→ Exercise:
Return every line below in which "Dienste" appears.

→ Supplied records:
--*--

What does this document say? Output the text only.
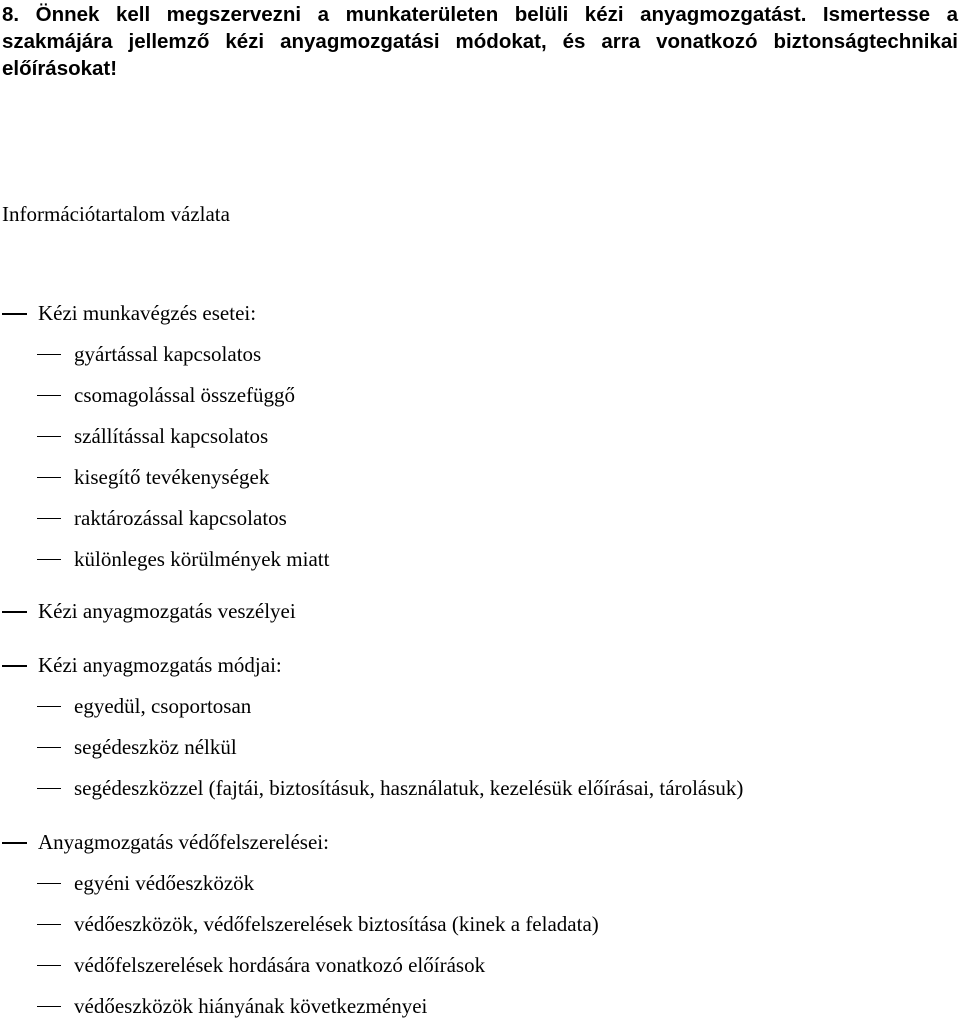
8. Önnek kell megszervezni a munkaterületen belüli kézi anyagmozgatást. Ismertesse a szakmájára jellemző kézi anyagmozgatási módokat, és arra vonatkozó biztonságtechnikai előírásokat!
Információtartalom vázlata
Kézi munkavégzés esetei:
gyártással kapcsolatos
csomagolással összefüggő
szállítással kapcsolatos
kisegítő tevékenységek
raktározással kapcsolatos
különleges körülmények miatt
Kézi anyagmozgatás veszélyei
Kézi anyagmozgatás módjai:
egyedül, csoportosan
segédeszköz nélkül
segédeszközzel (fajtái, biztosításuk, használatuk, kezelésük előírásai, tárolásuk)
Anyagmozgatás védőfelszerelései:
egyéni védőeszközök
védőeszközök, védőfelszerelések biztosítása (kinek a feladata)
védőfelszerelések hordására vonatkozó előírások
védőeszközök hiányának következményei
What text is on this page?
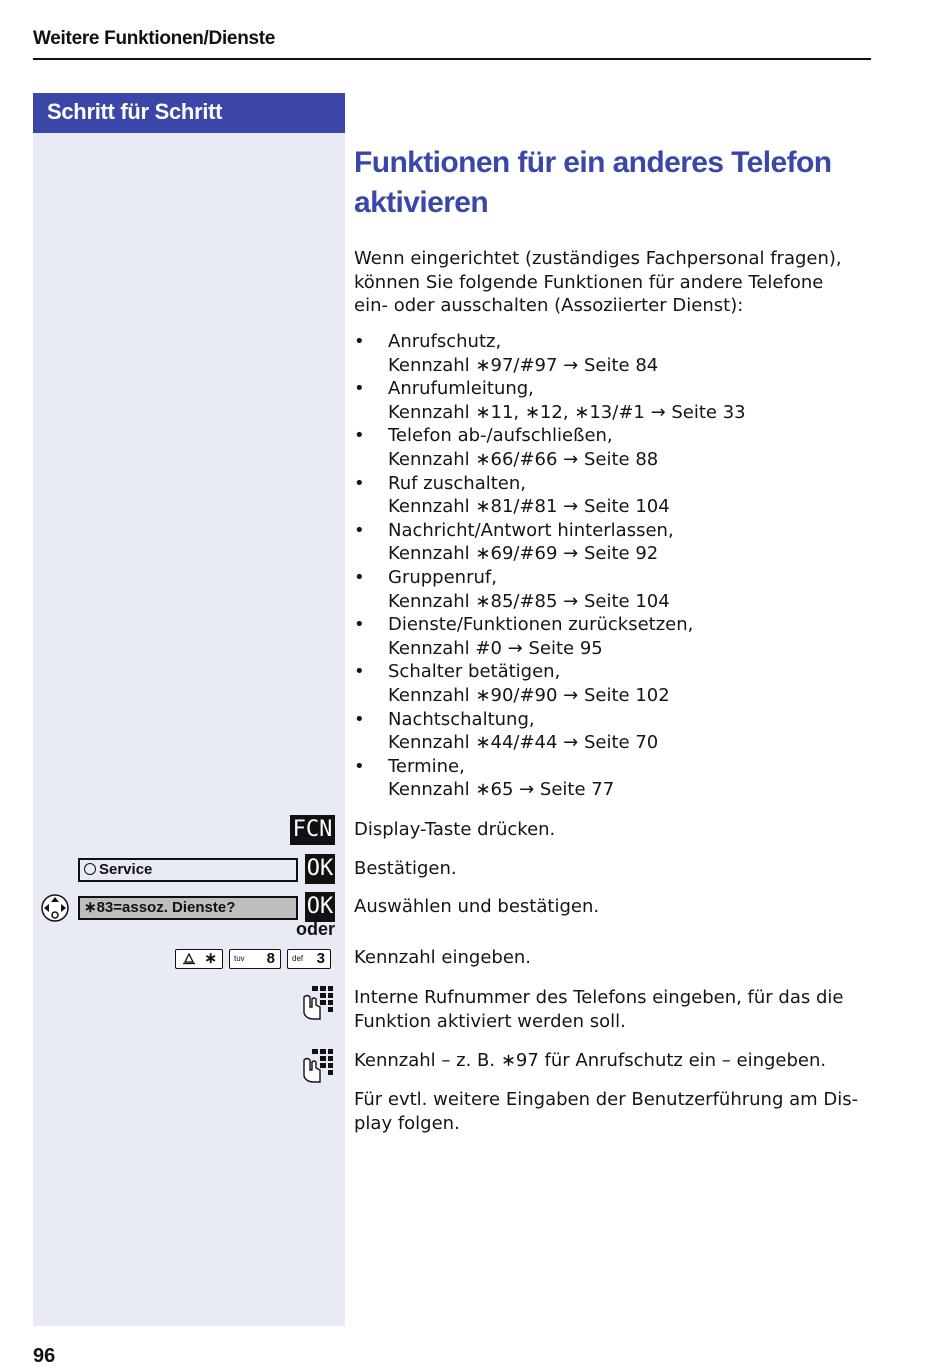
Weitere Funktionen/Dienste
Schritt für Schritt
Funktionen für ein anderes Telefon
aktivieren
Wenn eingerichtet (zuständiges Fachpersonal fragen),
können Sie folgende Funktionen für andere Telefone
ein- oder ausschalten (Assoziierter Dienst):
• Anrufschutz,
Kennzahl ∗97/#97 → Seite 84
• Anrufumleitung,
Kennzahl ∗11, ∗12, ∗13/#1 → Seite 33
• Telefon ab-/aufschließen,
Kennzahl ∗66/#66 → Seite 88
• Ruf zuschalten,
Kennzahl ∗81/#81 → Seite 104
• Nachricht/Antwort hinterlassen,
Kennzahl ∗69/#69 → Seite 92
• Gruppenruf,
Kennzahl ∗85/#85 → Seite 104
• Dienste/Funktionen zurücksetzen,
Kennzahl #0 → Seite 95
• Schalter betätigen,
Kennzahl ∗90/#90 → Seite 102
• Nachtschaltung,
Kennzahl ∗44/#44 → Seite 70
• Termine,
Kennzahl ∗65 → Seite 77
FCN Display-Taste drücken.
Service	OK Bestätigen.
∗83=assoz. Dienste?	OK Auswählen und bestätigen.
oder
∗ tuv 8 def 3 Kennzahl eingeben.
Interne Rufnummer des Telefons eingeben, für das die
Funktion aktiviert werden soll.
Kennzahl – z. B. ∗97 für Anrufschutz ein – eingeben.
Für evtl. weitere Eingaben der Benutzerführung am Dis-
play folgen.
96
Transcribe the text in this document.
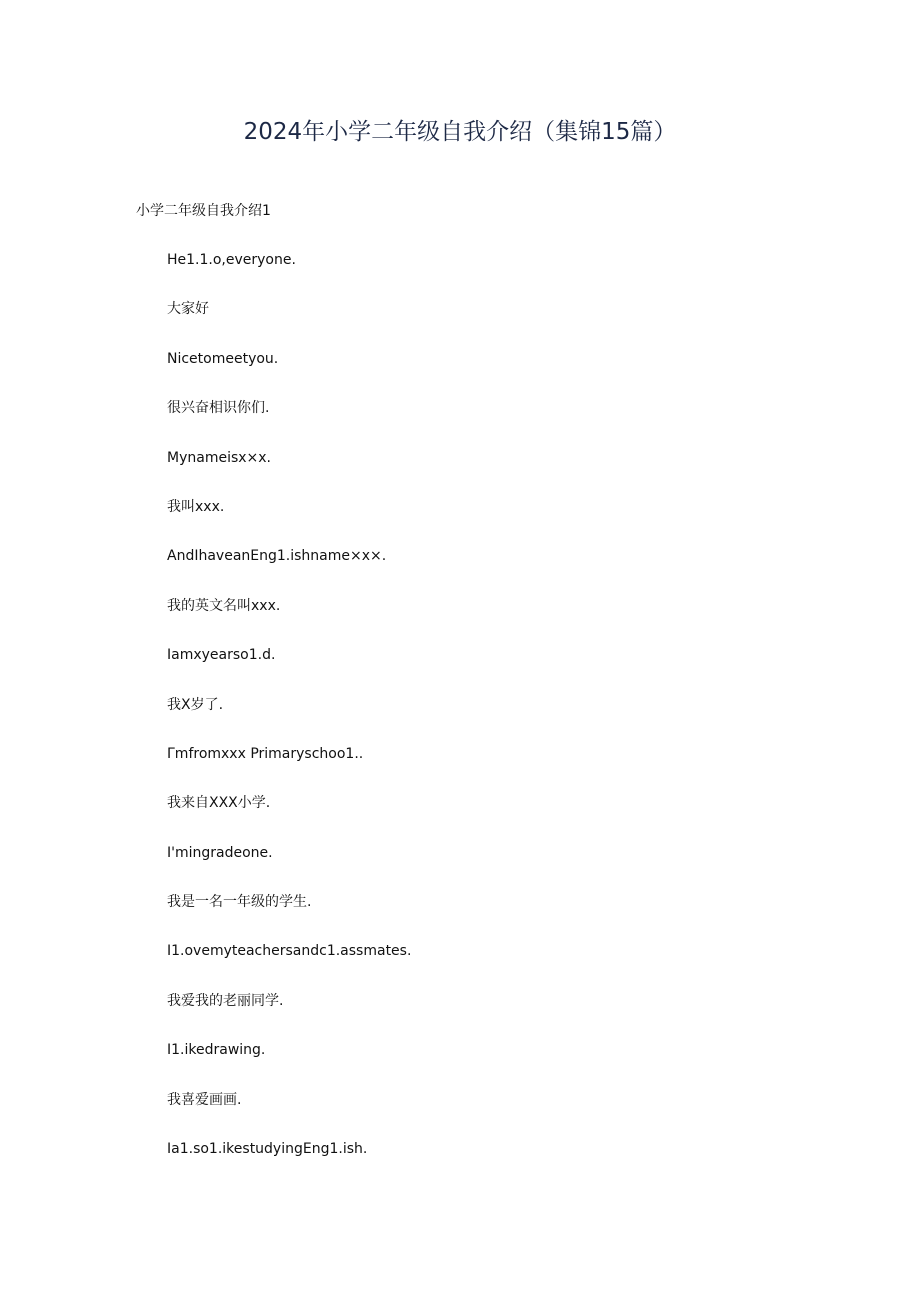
2024年小学二年级自我介绍（集锦15篇）
小学二年级自我介绍1
He1.1.o,everyone.
大家好
Nicetomeetyou.
很兴奋相识你们.
Mynameisx×x.
我叫xxx.
AndIhaveanEng1.ishname×x×.
我的英文名叫xxx.
Iamxyearso1.d.
我X岁了.
Γmfromxxx Primaryschoo1..
我来自XXX小学.
I'mingradeone.
我是一名一年级的学生.
I1.ovemyteachersandc1.assmates.
我爱我的老丽同学.
I1.ikedrawing.
我喜爱画画.
Ia1.so1.ikestudyingEng1.ish.
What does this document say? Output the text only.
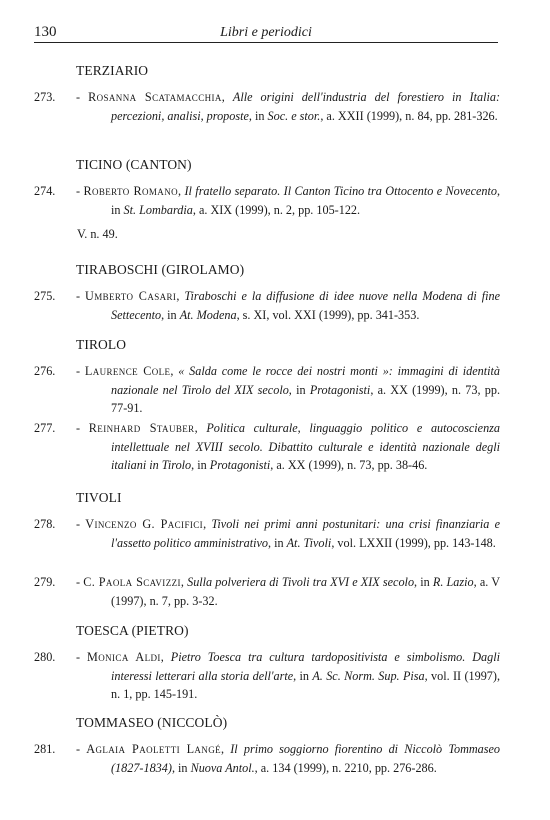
130	Libri e periodici
TERZIARIO
273.	- Rosanna Scatamacchia, Alle origini dell'industria del forestiero in Italia: percezioni, analisi, proposte, in Soc. e stor., a. XXII (1999), n. 84, pp. 281-326.
TICINO (CANTON)
274.	- Roberto Romano, Il fratello separato. Il Canton Ticino tra Ottocento e Novecento, in St. Lombardia, a. XIX (1999), n. 2, pp. 105-122.
V. n. 49.
TIRABOSCHI (GIROLAMO)
275.	- Umberto Casari, Tiraboschi e la diffusione di idee nuove nella Modena di fine Settecento, in At. Modena, s. XI, vol. XXI (1999), pp. 341-353.
TIROLO
276.	- Laurence Cole, « Salda come le rocce dei nostri monti »: immagini di identità nazionale nel Tirolo del XIX secolo, in Protagonisti, a. XX (1999), n. 73, pp. 77-91.
277.	- Reinhard Stauber, Politica culturale, linguaggio politico e autocoscienza intellettuale nel XVIII secolo. Dibattito culturale e identità nazionale degli italiani in Tirolo, in Protagonisti, a. XX (1999), n. 73, pp. 38-46.
TIVOLI
278.	- Vincenzo G. Pacifici, Tivoli nei primi anni postunitari: una crisi finanziaria e l'assetto politico amministrativo, in At. Tivoli, vol. LXXII (1999), pp. 143-148.
279.	- C. Paola Scavizzi, Sulla polveriera di Tivoli tra XVI e XIX secolo, in R. Lazio, a. V (1997), n. 7, pp. 3-32.
TOESCA (PIETRO)
280.	- Monica Aldi, Pietro Toesca tra cultura tardopositivista e simbolismo. Dagli interessi letterari alla storia dell'arte, in A. Sc. Norm. Sup. Pisa, vol. II (1997), n. 1, pp. 145-191.
TOMMASEO (NICCOLÒ)
281.	- Aglaia Paoletti Langé, Il primo soggiorno fiorentino di Niccolò Tommaseo (1827-1834), in Nuova Antol., a. 134 (1999), n. 2210, pp. 276-286.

--*--

→ Written answer:
Weitere Funktionen/Dienste
• Dienste/Funktionen zurücksetzen,
∗83=assoz. Dienste?	OK Auswählen und bestätigen.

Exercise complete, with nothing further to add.